(STATED TASK)
Below is a listing to transcribe in full and exactly; keep the pictures out.

(EXTRACTED MATERIAL)
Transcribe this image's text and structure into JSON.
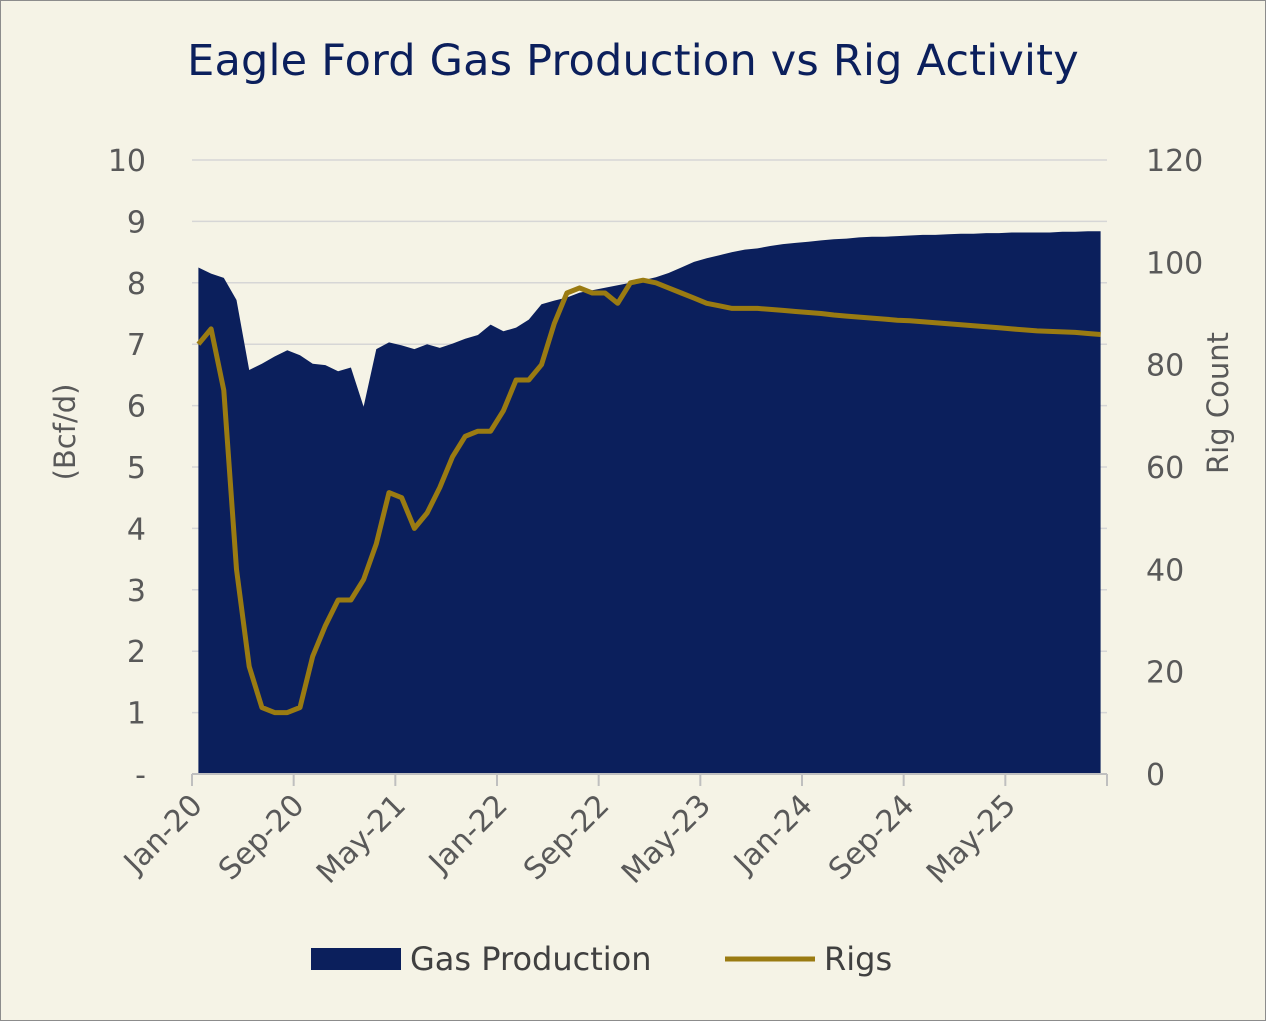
{
  "chart_data": {
    "type": "area+line",
    "title": "Eagle Ford Gas Production vs Rig Activity",
    "x_tick_labels": [
      "Jan-20",
      "Sep-20",
      "May-21",
      "Jan-22",
      "Sep-22",
      "May-23",
      "Jan-24",
      "Sep-24",
      "May-25"
    ],
    "x_start": "2020-01",
    "x_end": "2025-12",
    "y_left": {
      "label": "(Bcf/d)",
      "ylim": [
        0,
        10
      ],
      "ticks": [
        "-",
        "1",
        "2",
        "3",
        "4",
        "5",
        "6",
        "7",
        "8",
        "9",
        "10"
      ]
    },
    "y_right": {
      "label": "Rig Count",
      "ylim": [
        0,
        120
      ],
      "ticks": [
        "0",
        "20",
        "40",
        "60",
        "80",
        "100",
        "120"
      ]
    },
    "grid": true,
    "legend_position": "bottom",
    "series": [
      {
        "name": "Gas Production",
        "type": "area",
        "axis": "left",
        "color": "#0b1f5c",
        "months": [
          "2020-01",
          "2020-02",
          "2020-03",
          "2020-04",
          "2020-05",
          "2020-06",
          "2020-07",
          "2020-08",
          "2020-09",
          "2020-10",
          "2020-11",
          "2020-12",
          "2021-01",
          "2021-02",
          "2021-03",
          "2021-04",
          "2021-05",
          "2021-06",
          "2021-07",
          "2021-08",
          "2021-09",
          "2021-10",
          "2021-11",
          "2021-12",
          "2022-01",
          "2022-02",
          "2022-03",
          "2022-04",
          "2022-05",
          "2022-06",
          "2022-07",
          "2022-08",
          "2022-09",
          "2022-10",
          "2022-11",
          "2022-12",
          "2023-01",
          "2023-02",
          "2023-03",
          "2023-04",
          "2023-05",
          "2023-06",
          "2023-07",
          "2023-08",
          "2023-09",
          "2023-10",
          "2023-11",
          "2023-12",
          "2024-01",
          "2024-02",
          "2024-03",
          "2024-04",
          "2024-05",
          "2024-06",
          "2024-07",
          "2024-08",
          "2024-09",
          "2024-10",
          "2024-11",
          "2024-12",
          "2025-01",
          "2025-02",
          "2025-03",
          "2025-04",
          "2025-05",
          "2025-06",
          "2025-07",
          "2025-08",
          "2025-09",
          "2025-10",
          "2025-11",
          "2025-12"
        ],
        "values": [
          8.25,
          8.15,
          8.08,
          7.72,
          6.58,
          6.68,
          6.8,
          6.9,
          6.82,
          6.68,
          6.66,
          6.56,
          6.62,
          5.98,
          6.92,
          7.03,
          6.98,
          6.92,
          7.0,
          6.94,
          7.01,
          7.09,
          7.15,
          7.32,
          7.21,
          7.27,
          7.4,
          7.65,
          7.71,
          7.76,
          7.84,
          7.88,
          7.92,
          7.96,
          8.0,
          8.04,
          8.09,
          8.16,
          8.25,
          8.34,
          8.4,
          8.45,
          8.5,
          8.54,
          8.56,
          8.6,
          8.63,
          8.65,
          8.67,
          8.69,
          8.71,
          8.72,
          8.74,
          8.75,
          8.75,
          8.76,
          8.77,
          8.78,
          8.78,
          8.79,
          8.8,
          8.8,
          8.81,
          8.81,
          8.82,
          8.82,
          8.82,
          8.82,
          8.83,
          8.83,
          8.84,
          8.84
        ]
      },
      {
        "name": "Rigs",
        "type": "line",
        "axis": "right",
        "color": "#9a7b12",
        "months": [
          "2020-01",
          "2020-02",
          "2020-03",
          "2020-04",
          "2020-05",
          "2020-06",
          "2020-07",
          "2020-08",
          "2020-09",
          "2020-10",
          "2020-11",
          "2020-12",
          "2021-01",
          "2021-02",
          "2021-03",
          "2021-04",
          "2021-05",
          "2021-06",
          "2021-07",
          "2021-08",
          "2021-09",
          "2021-10",
          "2021-11",
          "2021-12",
          "2022-01",
          "2022-02",
          "2022-03",
          "2022-04",
          "2022-05",
          "2022-06",
          "2022-07",
          "2022-08",
          "2022-09",
          "2022-10",
          "2022-11",
          "2022-12",
          "2023-01",
          "2023-02",
          "2023-03",
          "2023-04",
          "2023-05",
          "2023-06",
          "2023-07",
          "2023-08",
          "2023-09",
          "2023-10",
          "2023-11",
          "2023-12",
          "2024-01",
          "2024-02",
          "2024-03",
          "2024-04",
          "2024-05",
          "2024-06",
          "2024-07",
          "2024-08",
          "2024-09",
          "2024-10",
          "2024-11",
          "2024-12",
          "2025-01",
          "2025-02",
          "2025-03",
          "2025-04",
          "2025-05",
          "2025-06",
          "2025-07",
          "2025-08",
          "2025-09",
          "2025-10",
          "2025-11",
          "2025-12"
        ],
        "values": [
          84,
          87,
          75,
          40,
          21,
          13,
          12,
          12,
          13,
          23,
          29,
          34,
          34,
          38,
          45,
          55,
          54,
          48,
          51,
          56,
          62,
          66,
          67,
          67,
          71,
          77,
          77,
          80,
          88,
          94,
          95,
          94,
          94,
          92,
          96,
          96.5,
          96,
          95,
          94,
          93,
          92,
          91.5,
          91,
          91,
          91,
          90.8,
          90.6,
          90.4,
          90.2,
          90.0,
          89.7,
          89.5,
          89.3,
          89.1,
          88.9,
          88.7,
          88.6,
          88.4,
          88.2,
          88.0,
          87.8,
          87.6,
          87.4,
          87.2,
          87.0,
          86.8,
          86.6,
          86.5,
          86.4,
          86.3,
          86.1,
          85.9
        ]
      }
    ]
  }
}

(EXERCISE OUTPUT)
Transcribe this image's text and structure into JSON.
{
  "chart_data": {
    "type": "area+line",
    "title": "Eagle Ford Gas Production vs Rig Activity",
    "x_tick_labels": [
      "Jan-20",
      "Sep-20",
      "May-21",
      "Jan-22",
      "Sep-22",
      "May-23",
      "Jan-24",
      "Sep-24",
      "May-25"
    ],
    "x_start": "2020-01",
    "x_end": "2025-12",
    "y_left": {
      "label": "(Bcf/d)",
      "ylim": [
        0,
        10
      ],
      "ticks": [
        "-",
        "1",
        "2",
        "3",
        "4",
        "5",
        "6",
        "7",
        "8",
        "9",
        "10"
      ]
    },
    "y_right": {
      "label": "Rig Count",
      "ylim": [
        0,
        120
      ],
      "ticks": [
        "0",
        "20",
        "40",
        "60",
        "80",
        "100",
        "120"
      ]
    },
    "grid": true,
    "legend_position": "bottom",
    "series": [
      {
        "name": "Gas Production",
        "type": "area",
        "axis": "left",
        "color": "#0b1f5c",
        "months": [
          "2020-01",
          "2020-02",
          "2020-03",
          "2020-04",
          "2020-05",
          "2020-06",
          "2020-07",
          "2020-08",
          "2020-09",
          "2020-10",
          "2020-11",
          "2020-12",
          "2021-01",
          "2021-02",
          "2021-03",
          "2021-04",
          "2021-05",
          "2021-06",
          "2021-07",
          "2021-08",
          "2021-09",
          "2021-10",
          "2021-11",
          "2021-12",
          "2022-01",
          "2022-02",
          "2022-03",
          "2022-04",
          "2022-05",
          "2022-06",
          "2022-07",
          "2022-08",
          "2022-09",
          "2022-10",
          "2022-11",
          "2022-12",
          "2023-01",
          "2023-02",
          "2023-03",
          "2023-04",
          "2023-05",
          "2023-06",
          "2023-07",
          "2023-08",
          "2023-09",
          "2023-10",
          "2023-11",
          "2023-12",
          "2024-01",
          "2024-02",
          "2024-03",
          "2024-04",
          "2024-05",
          "2024-06",
          "2024-07",
          "2024-08",
          "2024-09",
          "2024-10",
          "2024-11",
          "2024-12",
          "2025-01",
          "2025-02",
          "2025-03",
          "2025-04",
          "2025-05",
          "2025-06",
          "2025-07",
          "2025-08",
          "2025-09",
          "2025-10",
          "2025-11",
          "2025-12"
        ],
        "values": [
          8.25,
          8.15,
          8.08,
          7.72,
          6.58,
          6.68,
          6.8,
          6.9,
          6.82,
          6.68,
          6.66,
          6.56,
          6.62,
          5.98,
          6.92,
          7.03,
          6.98,
          6.92,
          7.0,
          6.94,
          7.01,
          7.09,
          7.15,
          7.32,
          7.21,
          7.27,
          7.4,
          7.65,
          7.71,
          7.76,
          7.84,
          7.88,
          7.92,
          7.96,
          8.0,
          8.04,
          8.09,
          8.16,
          8.25,
          8.34,
          8.4,
          8.45,
          8.5,
          8.54,
          8.56,
          8.6,
          8.63,
          8.65,
          8.67,
          8.69,
          8.71,
          8.72,
          8.74,
          8.75,
          8.75,
          8.76,
          8.77,
          8.78,
          8.78,
          8.79,
          8.8,
          8.8,
          8.81,
          8.81,
          8.82,
          8.82,
          8.82,
          8.82,
          8.83,
          8.83,
          8.84,
          8.84
        ]
      },
      {
        "name": "Rigs",
        "type": "line",
        "axis": "right",
        "color": "#9a7b12",
        "months": [
          "2020-01",
          "2020-02",
          "2020-03",
          "2020-04",
          "2020-05",
          "2020-06",
          "2020-07",
          "2020-08",
          "2020-09",
          "2020-10",
          "2020-11",
          "2020-12",
          "2021-01",
          "2021-02",
          "2021-03",
          "2021-04",
          "2021-05",
          "2021-06",
          "2021-07",
          "2021-08",
          "2021-09",
          "2021-10",
          "2021-11",
          "2021-12",
          "2022-01",
          "2022-02",
          "2022-03",
          "2022-04",
          "2022-05",
          "2022-06",
          "2022-07",
          "2022-08",
          "2022-09",
          "2022-10",
          "2022-11",
          "2022-12",
          "2023-01",
          "2023-02",
          "2023-03",
          "2023-04",
          "2023-05",
          "2023-06",
          "2023-07",
          "2023-08",
          "2023-09",
          "2023-10",
          "2023-11",
          "2023-12",
          "2024-01",
          "2024-02",
          "2024-03",
          "2024-04",
          "2024-05",
          "2024-06",
          "2024-07",
          "2024-08",
          "2024-09",
          "2024-10",
          "2024-11",
          "2024-12",
          "2025-01",
          "2025-02",
          "2025-03",
          "2025-04",
          "2025-05",
          "2025-06",
          "2025-07",
          "2025-08",
          "2025-09",
          "2025-10",
          "2025-11",
          "2025-12"
        ],
        "values": [
          84,
          87,
          75,
          40,
          21,
          13,
          12,
          12,
          13,
          23,
          29,
          34,
          34,
          38,
          45,
          55,
          54,
          48,
          51,
          56,
          62,
          66,
          67,
          67,
          71,
          77,
          77,
          80,
          88,
          94,
          95,
          94,
          94,
          92,
          96,
          96.5,
          96,
          95,
          94,
          93,
          92,
          91.5,
          91,
          91,
          91,
          90.8,
          90.6,
          90.4,
          90.2,
          90.0,
          89.7,
          89.5,
          89.3,
          89.1,
          88.9,
          88.7,
          88.6,
          88.4,
          88.2,
          88.0,
          87.8,
          87.6,
          87.4,
          87.2,
          87.0,
          86.8,
          86.6,
          86.5,
          86.4,
          86.3,
          86.1,
          85.9
        ]
      }
    ]
  }
}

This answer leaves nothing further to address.